#### ENTRIES

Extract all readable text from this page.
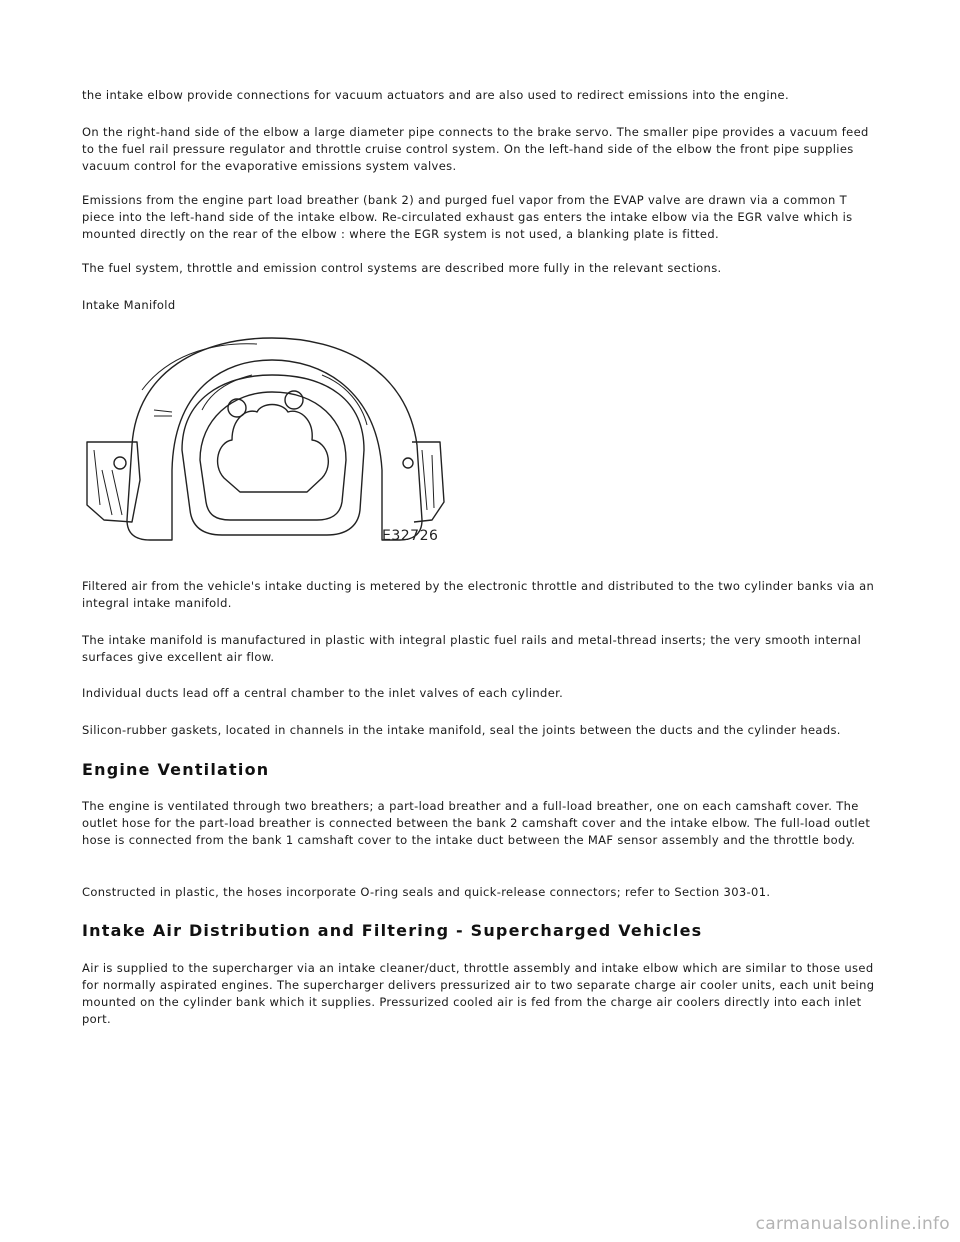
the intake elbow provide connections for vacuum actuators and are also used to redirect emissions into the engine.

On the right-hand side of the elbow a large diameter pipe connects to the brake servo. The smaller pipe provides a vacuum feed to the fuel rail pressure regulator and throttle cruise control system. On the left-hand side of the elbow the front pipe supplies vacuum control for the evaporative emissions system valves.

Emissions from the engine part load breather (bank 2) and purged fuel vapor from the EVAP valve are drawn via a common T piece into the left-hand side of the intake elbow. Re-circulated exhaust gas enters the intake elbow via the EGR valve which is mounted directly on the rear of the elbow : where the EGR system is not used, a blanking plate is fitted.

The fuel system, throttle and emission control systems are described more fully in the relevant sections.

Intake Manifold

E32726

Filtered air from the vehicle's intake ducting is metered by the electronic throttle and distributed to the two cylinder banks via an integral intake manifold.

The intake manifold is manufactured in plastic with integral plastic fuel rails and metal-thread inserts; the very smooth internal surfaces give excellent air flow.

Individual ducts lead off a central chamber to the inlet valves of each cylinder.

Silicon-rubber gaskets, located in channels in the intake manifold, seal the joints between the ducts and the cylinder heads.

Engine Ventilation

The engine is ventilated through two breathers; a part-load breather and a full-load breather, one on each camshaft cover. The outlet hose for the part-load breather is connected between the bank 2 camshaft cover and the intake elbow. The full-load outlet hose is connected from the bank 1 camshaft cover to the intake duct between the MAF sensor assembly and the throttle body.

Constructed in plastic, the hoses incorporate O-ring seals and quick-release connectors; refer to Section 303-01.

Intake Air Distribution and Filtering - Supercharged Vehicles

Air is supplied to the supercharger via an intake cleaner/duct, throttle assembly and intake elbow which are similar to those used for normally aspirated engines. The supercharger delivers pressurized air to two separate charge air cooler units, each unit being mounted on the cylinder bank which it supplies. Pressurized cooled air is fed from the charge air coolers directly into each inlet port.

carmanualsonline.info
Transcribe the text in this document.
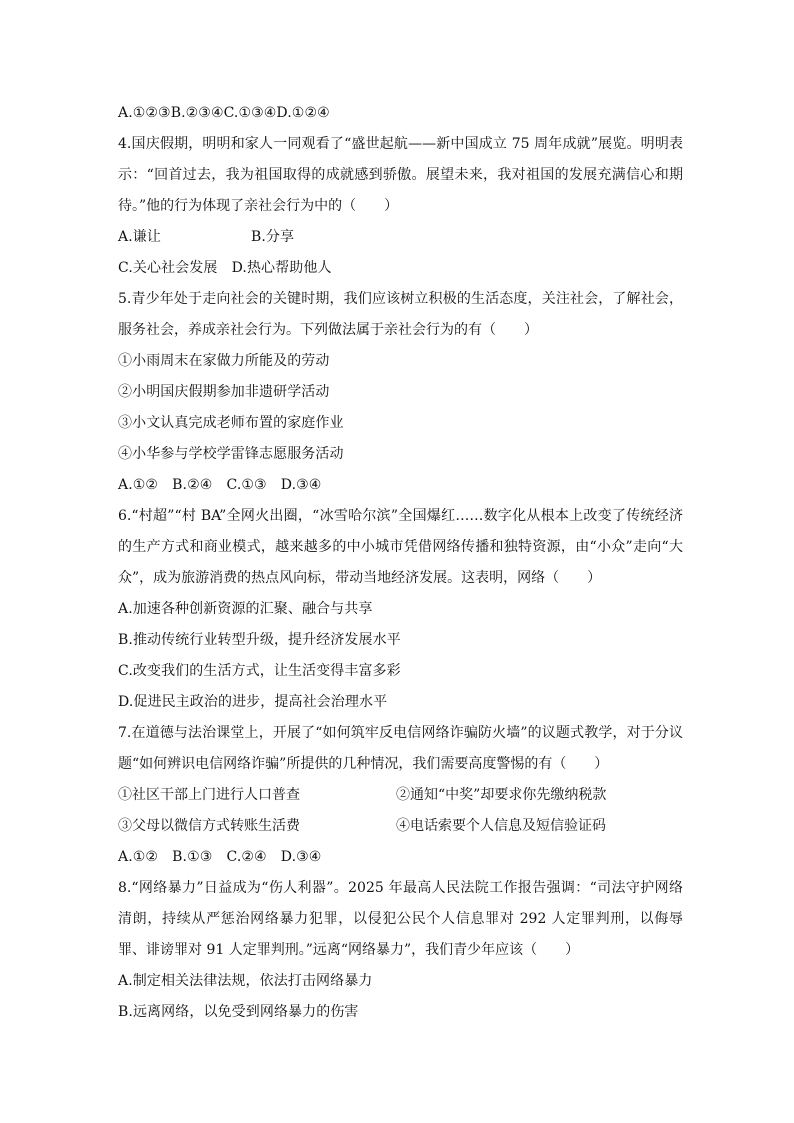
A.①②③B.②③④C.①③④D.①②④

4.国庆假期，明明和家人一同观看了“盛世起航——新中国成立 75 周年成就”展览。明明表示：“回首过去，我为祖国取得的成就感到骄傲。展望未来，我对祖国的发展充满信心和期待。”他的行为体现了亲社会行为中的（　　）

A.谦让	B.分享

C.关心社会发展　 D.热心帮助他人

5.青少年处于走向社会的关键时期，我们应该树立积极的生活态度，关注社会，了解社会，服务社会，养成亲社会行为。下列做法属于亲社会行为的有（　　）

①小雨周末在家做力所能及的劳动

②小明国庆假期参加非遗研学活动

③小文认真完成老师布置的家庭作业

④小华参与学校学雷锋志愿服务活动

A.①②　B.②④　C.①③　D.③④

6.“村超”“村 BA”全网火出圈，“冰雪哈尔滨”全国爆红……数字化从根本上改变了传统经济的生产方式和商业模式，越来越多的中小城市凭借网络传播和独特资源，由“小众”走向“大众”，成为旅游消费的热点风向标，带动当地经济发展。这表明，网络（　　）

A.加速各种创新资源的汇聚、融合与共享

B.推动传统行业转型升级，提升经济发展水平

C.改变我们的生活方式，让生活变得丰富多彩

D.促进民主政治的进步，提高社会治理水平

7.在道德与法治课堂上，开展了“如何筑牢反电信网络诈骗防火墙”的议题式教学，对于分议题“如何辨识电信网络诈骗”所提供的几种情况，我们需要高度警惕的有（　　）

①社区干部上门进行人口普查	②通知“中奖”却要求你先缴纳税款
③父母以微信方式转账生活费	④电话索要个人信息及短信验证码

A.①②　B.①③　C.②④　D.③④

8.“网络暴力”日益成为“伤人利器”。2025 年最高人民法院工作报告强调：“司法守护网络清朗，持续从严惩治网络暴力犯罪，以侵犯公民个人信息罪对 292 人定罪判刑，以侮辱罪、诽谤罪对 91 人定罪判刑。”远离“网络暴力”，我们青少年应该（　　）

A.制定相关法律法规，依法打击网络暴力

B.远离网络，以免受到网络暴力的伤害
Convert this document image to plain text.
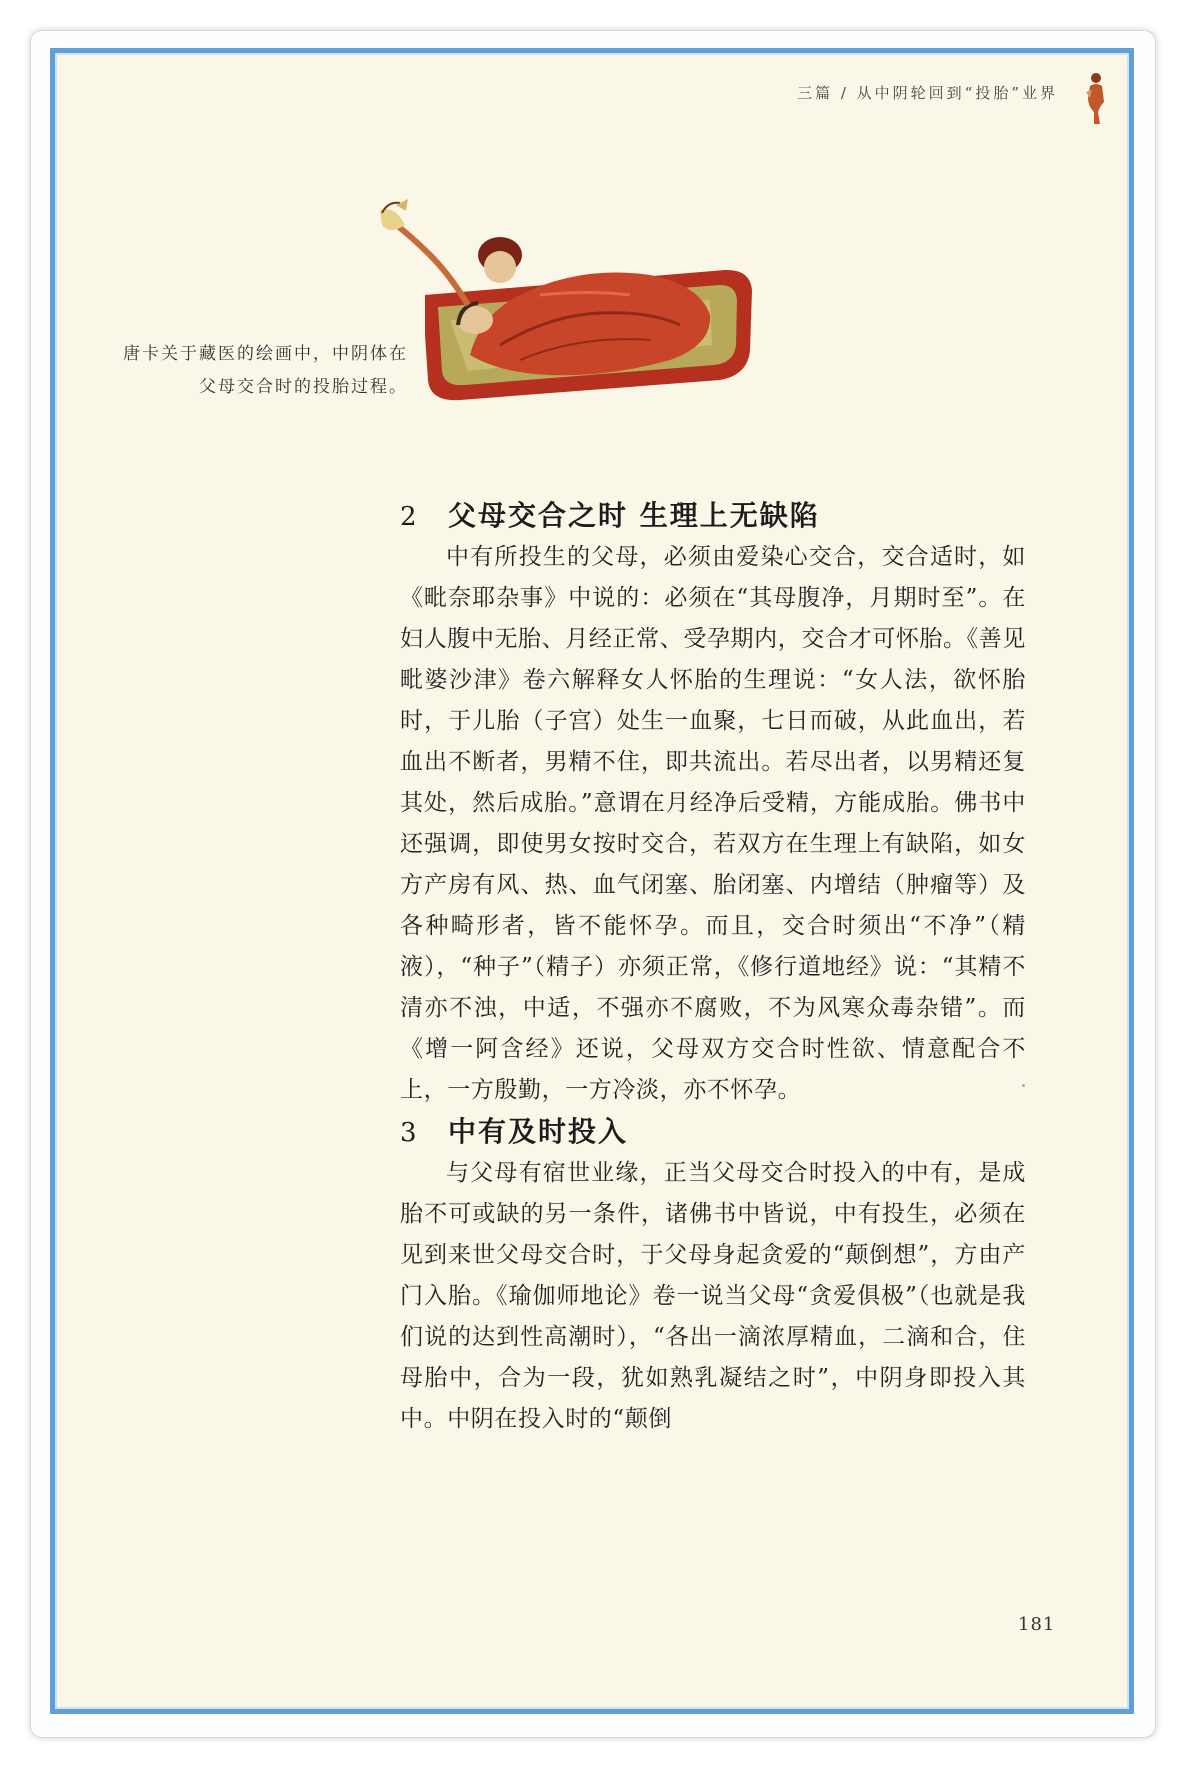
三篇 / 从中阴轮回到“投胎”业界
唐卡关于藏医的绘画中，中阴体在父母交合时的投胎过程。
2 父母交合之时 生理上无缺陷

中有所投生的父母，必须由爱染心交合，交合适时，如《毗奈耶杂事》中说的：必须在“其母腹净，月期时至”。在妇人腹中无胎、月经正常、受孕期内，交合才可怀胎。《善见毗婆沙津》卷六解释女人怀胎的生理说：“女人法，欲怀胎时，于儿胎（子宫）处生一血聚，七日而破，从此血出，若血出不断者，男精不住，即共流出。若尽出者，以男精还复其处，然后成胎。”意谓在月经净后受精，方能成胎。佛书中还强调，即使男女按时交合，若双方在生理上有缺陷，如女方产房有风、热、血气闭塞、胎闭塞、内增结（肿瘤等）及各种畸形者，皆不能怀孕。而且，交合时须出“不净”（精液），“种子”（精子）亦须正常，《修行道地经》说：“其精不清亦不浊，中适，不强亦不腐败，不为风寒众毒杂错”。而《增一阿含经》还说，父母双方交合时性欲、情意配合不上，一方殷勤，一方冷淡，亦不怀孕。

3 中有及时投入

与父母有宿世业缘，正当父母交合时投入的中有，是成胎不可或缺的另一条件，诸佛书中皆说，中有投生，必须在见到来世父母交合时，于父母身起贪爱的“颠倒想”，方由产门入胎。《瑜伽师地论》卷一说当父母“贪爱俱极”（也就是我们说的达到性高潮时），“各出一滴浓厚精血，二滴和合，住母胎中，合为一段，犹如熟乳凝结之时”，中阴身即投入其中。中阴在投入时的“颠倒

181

########

*EXERCISE DESCRIPTION*: Set down the material exactly, every line of it, except for the pictures.

*FULL OUTPUT*:
Extract all readable text from this page.
the intake elbow provide connections for vacuum actuators and are also used to redirect emissions into the engine.

On the right-hand side of the elbow a large diameter pipe connects to the brake servo. The smaller pipe provides a vacuum feed to the fuel rail pressure regulator and throttle cruise control system. On the left-hand side of the elbow the front pipe supplies vacuum control for the evaporative emissions system valves.

Emissions from the engine part load breather (bank 2) and purged fuel vapor from the EVAP valve are drawn via a common T piece into the left-hand side of the intake elbow. Re-circulated exhaust gas enters the intake elbow via the EGR valve which is mounted directly on the rear of the elbow : where the EGR system is not used, a blanking plate is fitted.

The fuel system, throttle and emission control systems are described more fully in the relevant sections.

Intake Manifold

E32726

Filtered air from the vehicle's intake ducting is metered by the electronic throttle and distributed to the two cylinder banks via an integral intake manifold.

The intake manifold is manufactured in plastic with integral plastic fuel rails and metal-thread inserts; the very smooth internal surfaces give excellent air flow.

Individual ducts lead off a central chamber to the inlet valves of each cylinder.

Silicon-rubber gaskets, located in channels in the intake manifold, seal the joints between the ducts and the cylinder heads.

Engine Ventilation

The engine is ventilated through two breathers; a part-load breather and a full-load breather, one on each camshaft cover. The outlet hose for the part-load breather is connected between the bank 2 camshaft cover and the intake elbow. The full-load outlet hose is connected from the bank 1 camshaft cover to the intake duct between the MAF sensor assembly and the throttle body.

Constructed in plastic, the hoses incorporate O-ring seals and quick-release connectors; refer to Section 303-01.

Intake Air Distribution and Filtering - Supercharged Vehicles

Air is supplied to the supercharger via an intake cleaner/duct, throttle assembly and intake elbow which are similar to those used for normally aspirated engines. The supercharger delivers pressurized air to two separate charge air cooler units, each unit being mounted on the cylinder bank which it supplies. Pressurized cooled air is fed from the charge air coolers directly into each inlet port.

carmanualsonline.info
Transcribe the text in this document.
A.①②③B.②③④C.①③④D.①②④

4.国庆假期，明明和家人一同观看了“盛世起航——新中国成立 75 周年成就”展览。明明表示：“回首过去，我为祖国取得的成就感到骄傲。展望未来，我对祖国的发展充满信心和期待。”他的行为体现了亲社会行为中的（　　）

A.谦让	B.分享

C.关心社会发展　 D.热心帮助他人

5.青少年处于走向社会的关键时期，我们应该树立积极的生活态度，关注社会，了解社会，服务社会，养成亲社会行为。下列做法属于亲社会行为的有（　　）

①小雨周末在家做力所能及的劳动

②小明国庆假期参加非遗研学活动

③小文认真完成老师布置的家庭作业

④小华参与学校学雷锋志愿服务活动

A.①②　B.②④　C.①③　D.③④

6.“村超”“村 BA”全网火出圈，“冰雪哈尔滨”全国爆红……数字化从根本上改变了传统经济的生产方式和商业模式，越来越多的中小城市凭借网络传播和独特资源，由“小众”走向“大众”，成为旅游消费的热点风向标，带动当地经济发展。这表明，网络（　　）

A.加速各种创新资源的汇聚、融合与共享

B.推动传统行业转型升级，提升经济发展水平

C.改变我们的生活方式，让生活变得丰富多彩

D.促进民主政治的进步，提高社会治理水平

7.在道德与法治课堂上，开展了“如何筑牢反电信网络诈骗防火墙”的议题式教学，对于分议题“如何辨识电信网络诈骗”所提供的几种情况，我们需要高度警惕的有（　　）

①社区干部上门进行人口普查	②通知“中奖”却要求你先缴纳税款
③父母以微信方式转账生活费	④电话索要个人信息及短信验证码

A.①②　B.①③　C.②④　D.③④

8.“网络暴力”日益成为“伤人利器”。2025 年最高人民法院工作报告强调：“司法守护网络清朗，持续从严惩治网络暴力犯罪，以侵犯公民个人信息罪对 292 人定罪判刑，以侮辱罪、诽谤罪对 91 人定罪判刑。”远离“网络暴力”，我们青少年应该（　　）

A.制定相关法律法规，依法打击网络暴力

B.远离网络，以免受到网络暴力的伤害
Convert this document image to plain text.
三篇 / 从中阴轮回到“投胎”业界
唐卡关于藏医的绘画中，中阴体在父母交合时的投胎过程。
2 父母交合之时 生理上无缺陷

中有所投生的父母，必须由爱染心交合，交合适时，如《毗奈耶杂事》中说的：必须在“其母腹净，月期时至”。在妇人腹中无胎、月经正常、受孕期内，交合才可怀胎。《善见毗婆沙津》卷六解释女人怀胎的生理说：“女人法，欲怀胎时，于儿胎（子宫）处生一血聚，七日而破，从此血出，若血出不断者，男精不住，即共流出。若尽出者，以男精还复其处，然后成胎。”意谓在月经净后受精，方能成胎。佛书中还强调，即使男女按时交合，若双方在生理上有缺陷，如女方产房有风、热、血气闭塞、胎闭塞、内增结（肿瘤等）及各种畸形者，皆不能怀孕。而且，交合时须出“不净”（精液），“种子”（精子）亦须正常，《修行道地经》说：“其精不清亦不浊，中适，不强亦不腐败，不为风寒众毒杂错”。而《增一阿含经》还说，父母双方交合时性欲、情意配合不上，一方殷勤，一方冷淡，亦不怀孕。

3 中有及时投入

与父母有宿世业缘，正当父母交合时投入的中有，是成胎不可或缺的另一条件，诸佛书中皆说，中有投生，必须在见到来世父母交合时，于父母身起贪爱的“颠倒想”，方由产门入胎。《瑜伽师地论》卷一说当父母“贪爱俱极”（也就是我们说的达到性高潮时），“各出一滴浓厚精血，二滴和合，住母胎中，合为一段，犹如熟乳凝结之时”，中阴身即投入其中。中阴在投入时的“颠倒

181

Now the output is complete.